→ **What to do**: Below are the records; pull every line that includes "REGON".

→ **Dataset items**:
* * * *
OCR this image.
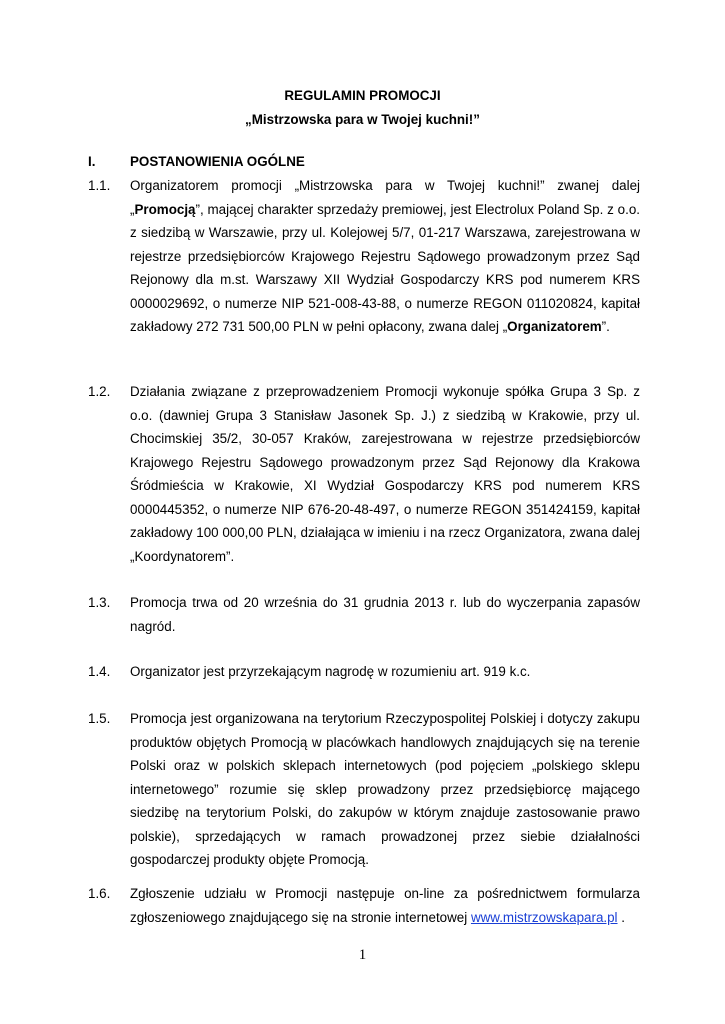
REGULAMIN PROMOCJI
„Mistrzowska para w Twojej kuchni!”
I.	POSTANOWIENIA OGÓLNE
1.1. Organizatorem promocji „Mistrzowska para w Twojej kuchni!” zwanej dalej „Promocją”, mającej charakter sprzedaży premiowej, jest Electrolux Poland Sp. z o.o. z siedzibą w Warszawie, przy ul. Kolejowej 5/7, 01-217 Warszawa, zarejestrowana w rejestrze przedsiębiorców Krajowego Rejestru Sądowego prowadzonym przez Sąd Rejonowy dla m.st. Warszawy XII Wydział Gospodarczy KRS pod numerem KRS 0000029692, o numerze NIP 521-008-43-88, o numerze REGON 011020824, kapitał zakładowy 272 731 500,00 PLN w pełni opłacony, zwana dalej „Organizatorem”.

1.2. Działania związane z przeprowadzeniem Promocji wykonuje spółka Grupa 3 Sp. z o.o. (dawniej Grupa 3 Stanisław Jasonek Sp. J.) z siedzibą w Krakowie, przy ul. Chocimskiej 35/2, 30-057 Kraków, zarejestrowana w rejestrze przedsiębiorców Krajowego Rejestru Sądowego prowadzonym przez Sąd Rejonowy dla Krakowa Śródmieścia w Krakowie, XI Wydział Gospodarczy KRS pod numerem KRS 0000445352, o numerze NIP 676-20-48-497, o numerze REGON 351424159, kapitał zakładowy 100 000,00 PLN, działająca w imieniu i na rzecz Organizatora, zwana dalej „Koordynatorem”.

1.3. Promocja trwa od 20 września do 31 grudnia 2013 r. lub do wyczerpania zapasów nagród.

1.4. Organizator jest przyrzekającym nagrodę w rozumieniu art. 919 k.c.

1.5. Promocja jest organizowana na terytorium Rzeczypospolitej Polskiej i dotyczy zakupu produktów objętych Promocją w placówkach handlowych znajdujących się na terenie Polski oraz w polskich sklepach internetowych (pod pojęciem „polskiego sklepu internetowego” rozumie się sklep prowadzony przez przedsiębiorcę mającego siedzibę na terytorium Polski, do zakupów w którym znajduje zastosowanie prawo polskie), sprzedających w ramach prowadzonej przez siebie działalności gospodarczej produkty objęte Promocją.

1.6. Zgłoszenie udziału w Promocji następuje on-line za pośrednictwem formularza zgłoszeniowego znajdującego się na stronie internetowej www.mistrzowskapara.pl .

1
* * * *
→ **Final answer**:
1.1. Organizatorem promocji „Mistrzowska para w Twojej kuchni!” zwanej dalej „Promocją”, mającej charakter sprzedaży premiowej, jest Electrolux Poland Sp. z o.o. z siedzibą w Warszawie, przy ul. Kolejowej 5/7, 01-217 Warszawa, zarejestrowana w rejestrze przedsiębiorców Krajowego Rejestru Sądowego prowadzonym przez Sąd Rejonowy dla m.st. Warszawy XII Wydział Gospodarczy KRS pod numerem KRS 0000029692, o numerze NIP 521-008-43-88, o numerze REGON 011020824, kapitał zakładowy 272 731 500,00 PLN w pełni opłacony, zwana dalej „Organizatorem”.
1.2. Działania związane z przeprowadzeniem Promocji wykonuje spółka Grupa 3 Sp. z o.o. (dawniej Grupa 3 Stanisław Jasonek Sp. J.) z siedzibą w Krakowie, przy ul. Chocimskiej 35/2, 30-057 Kraków, zarejestrowana w rejestrze przedsiębiorców Krajowego Rejestru Sądowego prowadzonym przez Sąd Rejonowy dla Krakowa Śródmieścia w Krakowie, XI Wydział Gospodarczy KRS pod numerem KRS 0000445352, o numerze NIP 676-20-48-497, o numerze REGON 351424159, kapitał zakładowy 100 000,00 PLN, działająca w imieniu i na rzecz Organizatora, zwana dalej „Koordynatorem”.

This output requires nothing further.